## AIM
For the listing below, give the number of lines in which "North" occurs. Add nothing.

----------------

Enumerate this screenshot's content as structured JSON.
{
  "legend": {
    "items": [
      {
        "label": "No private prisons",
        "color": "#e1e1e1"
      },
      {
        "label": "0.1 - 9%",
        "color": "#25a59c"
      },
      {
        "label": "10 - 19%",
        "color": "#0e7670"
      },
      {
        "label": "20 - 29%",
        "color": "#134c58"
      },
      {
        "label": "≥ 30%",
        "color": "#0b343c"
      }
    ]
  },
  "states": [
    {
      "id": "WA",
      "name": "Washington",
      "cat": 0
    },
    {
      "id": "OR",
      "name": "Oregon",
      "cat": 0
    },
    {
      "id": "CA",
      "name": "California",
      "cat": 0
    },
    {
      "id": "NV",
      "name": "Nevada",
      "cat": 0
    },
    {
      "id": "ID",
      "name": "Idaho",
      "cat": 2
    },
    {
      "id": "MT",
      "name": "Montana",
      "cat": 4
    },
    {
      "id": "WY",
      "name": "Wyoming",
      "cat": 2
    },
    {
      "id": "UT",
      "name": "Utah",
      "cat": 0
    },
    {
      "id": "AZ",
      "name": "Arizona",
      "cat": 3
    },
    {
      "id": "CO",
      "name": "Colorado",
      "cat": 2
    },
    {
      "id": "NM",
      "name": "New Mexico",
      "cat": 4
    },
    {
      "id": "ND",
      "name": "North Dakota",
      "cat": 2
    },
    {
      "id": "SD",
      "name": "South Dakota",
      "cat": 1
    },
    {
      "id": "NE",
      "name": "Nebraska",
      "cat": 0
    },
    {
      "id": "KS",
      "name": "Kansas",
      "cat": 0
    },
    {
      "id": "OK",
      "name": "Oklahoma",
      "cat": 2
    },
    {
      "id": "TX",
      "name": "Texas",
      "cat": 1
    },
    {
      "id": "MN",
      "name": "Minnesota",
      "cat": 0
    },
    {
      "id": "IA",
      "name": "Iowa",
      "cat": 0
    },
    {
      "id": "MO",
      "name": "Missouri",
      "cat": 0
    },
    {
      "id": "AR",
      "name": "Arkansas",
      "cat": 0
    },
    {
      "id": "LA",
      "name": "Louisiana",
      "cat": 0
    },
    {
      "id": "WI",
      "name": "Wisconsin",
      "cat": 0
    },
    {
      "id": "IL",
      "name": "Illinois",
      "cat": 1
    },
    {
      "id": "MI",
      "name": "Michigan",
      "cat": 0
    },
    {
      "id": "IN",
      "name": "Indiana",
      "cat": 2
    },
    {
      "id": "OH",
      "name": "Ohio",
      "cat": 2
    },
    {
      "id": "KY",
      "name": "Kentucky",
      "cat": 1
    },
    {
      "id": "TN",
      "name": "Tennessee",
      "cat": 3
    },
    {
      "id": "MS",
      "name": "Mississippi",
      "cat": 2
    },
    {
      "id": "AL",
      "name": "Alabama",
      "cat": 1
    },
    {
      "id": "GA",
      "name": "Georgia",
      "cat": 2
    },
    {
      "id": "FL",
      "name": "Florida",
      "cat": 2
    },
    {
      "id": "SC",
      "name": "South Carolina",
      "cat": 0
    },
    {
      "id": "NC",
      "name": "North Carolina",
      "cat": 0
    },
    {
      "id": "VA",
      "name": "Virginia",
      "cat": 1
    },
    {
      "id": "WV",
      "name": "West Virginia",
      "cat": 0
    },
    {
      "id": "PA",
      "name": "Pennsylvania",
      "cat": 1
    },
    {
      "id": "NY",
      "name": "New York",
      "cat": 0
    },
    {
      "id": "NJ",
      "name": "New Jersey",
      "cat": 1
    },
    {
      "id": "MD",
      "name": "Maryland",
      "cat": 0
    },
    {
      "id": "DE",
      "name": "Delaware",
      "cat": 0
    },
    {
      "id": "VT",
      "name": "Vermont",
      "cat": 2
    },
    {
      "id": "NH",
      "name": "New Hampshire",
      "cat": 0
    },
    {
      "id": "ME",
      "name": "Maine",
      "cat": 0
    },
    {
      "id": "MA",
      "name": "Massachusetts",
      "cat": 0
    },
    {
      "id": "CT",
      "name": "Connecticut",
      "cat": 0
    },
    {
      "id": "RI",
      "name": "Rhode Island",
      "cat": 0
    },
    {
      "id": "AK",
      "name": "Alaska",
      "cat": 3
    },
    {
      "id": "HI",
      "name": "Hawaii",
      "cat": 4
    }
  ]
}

----------------

## TASK RESPONSE
2